REQUIREMENTS
Rewrite the rows below with every "x-tick-label" swapped for "x-axis-label" and leave everything else unchanged.

-- INPUT FOR THIS TASK start --

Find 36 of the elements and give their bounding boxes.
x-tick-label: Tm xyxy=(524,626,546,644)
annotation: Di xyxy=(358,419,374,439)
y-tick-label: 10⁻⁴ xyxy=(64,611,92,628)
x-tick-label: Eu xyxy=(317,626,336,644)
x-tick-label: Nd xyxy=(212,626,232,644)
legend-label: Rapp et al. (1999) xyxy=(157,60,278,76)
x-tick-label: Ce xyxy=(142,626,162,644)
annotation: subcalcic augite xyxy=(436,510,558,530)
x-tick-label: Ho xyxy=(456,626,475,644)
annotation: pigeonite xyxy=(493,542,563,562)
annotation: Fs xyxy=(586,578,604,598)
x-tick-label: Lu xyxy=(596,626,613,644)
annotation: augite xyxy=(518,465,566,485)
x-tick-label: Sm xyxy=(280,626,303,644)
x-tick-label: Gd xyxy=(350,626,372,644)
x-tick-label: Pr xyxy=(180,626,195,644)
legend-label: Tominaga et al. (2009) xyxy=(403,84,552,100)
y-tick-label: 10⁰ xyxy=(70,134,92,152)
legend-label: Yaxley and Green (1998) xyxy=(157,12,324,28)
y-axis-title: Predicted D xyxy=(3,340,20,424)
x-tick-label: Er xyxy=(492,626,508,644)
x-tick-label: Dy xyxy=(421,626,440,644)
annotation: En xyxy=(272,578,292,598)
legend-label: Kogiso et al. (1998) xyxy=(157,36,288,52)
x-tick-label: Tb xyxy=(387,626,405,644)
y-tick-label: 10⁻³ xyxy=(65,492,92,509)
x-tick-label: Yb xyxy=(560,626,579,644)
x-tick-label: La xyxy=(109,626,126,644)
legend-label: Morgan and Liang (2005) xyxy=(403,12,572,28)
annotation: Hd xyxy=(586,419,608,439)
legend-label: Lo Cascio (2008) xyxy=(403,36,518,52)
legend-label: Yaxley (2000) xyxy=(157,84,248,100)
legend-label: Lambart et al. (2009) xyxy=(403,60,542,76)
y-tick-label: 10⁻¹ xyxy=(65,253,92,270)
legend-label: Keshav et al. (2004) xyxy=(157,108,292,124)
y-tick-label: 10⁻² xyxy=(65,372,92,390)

-- INPUT FOR THIS TASK end --

RESULT OF THE TASK
Find 36 of the elements and give their bounding boxes.
x-axis-label: Tm xyxy=(524,626,546,644)
annotation: Di xyxy=(358,419,374,439)
y-tick-label: 10⁻⁴ xyxy=(64,611,92,628)
x-axis-label: Eu xyxy=(317,626,336,644)
x-axis-label: Nd xyxy=(212,626,232,644)
legend-label: Rapp et al. (1999) xyxy=(157,60,278,76)
x-axis-label: Ce xyxy=(142,626,162,644)
annotation: subcalcic augite xyxy=(436,510,558,530)
x-axis-label: Ho xyxy=(456,626,475,644)
annotation: pigeonite xyxy=(493,542,563,562)
annotation: Fs xyxy=(586,578,604,598)
x-axis-label: Lu xyxy=(596,626,613,644)
annotation: augite xyxy=(518,465,566,485)
x-axis-label: Sm xyxy=(280,626,303,644)
x-axis-label: Gd xyxy=(350,626,372,644)
x-axis-label: Pr xyxy=(180,626,195,644)
legend-label: Tominaga et al. (2009) xyxy=(403,84,552,100)
y-tick-label: 10⁰ xyxy=(70,134,92,152)
legend-label: Yaxley and Green (1998) xyxy=(157,12,324,28)
y-axis-title: Predicted D xyxy=(3,340,20,424)
x-axis-label: Er xyxy=(492,626,508,644)
x-axis-label: Dy xyxy=(421,626,440,644)
annotation: En xyxy=(272,578,292,598)
legend-label: Kogiso et al. (1998) xyxy=(157,36,288,52)
x-axis-label: Tb xyxy=(387,626,405,644)
y-tick-label: 10⁻³ xyxy=(65,492,92,509)
x-axis-label: Yb xyxy=(560,626,579,644)
x-axis-label: La xyxy=(109,626,126,644)
legend-label: Morgan and Liang (2005) xyxy=(403,12,572,28)
annotation: Hd xyxy=(586,419,608,439)
legend-label: Lo Cascio (2008) xyxy=(403,36,518,52)
legend-label: Yaxley (2000) xyxy=(157,84,248,100)
legend-label: Lambart et al. (2009) xyxy=(403,60,542,76)
y-tick-label: 10⁻¹ xyxy=(65,253,92,270)
legend-label: Keshav et al. (2004) xyxy=(157,108,292,124)
y-tick-label: 10⁻² xyxy=(65,372,92,390)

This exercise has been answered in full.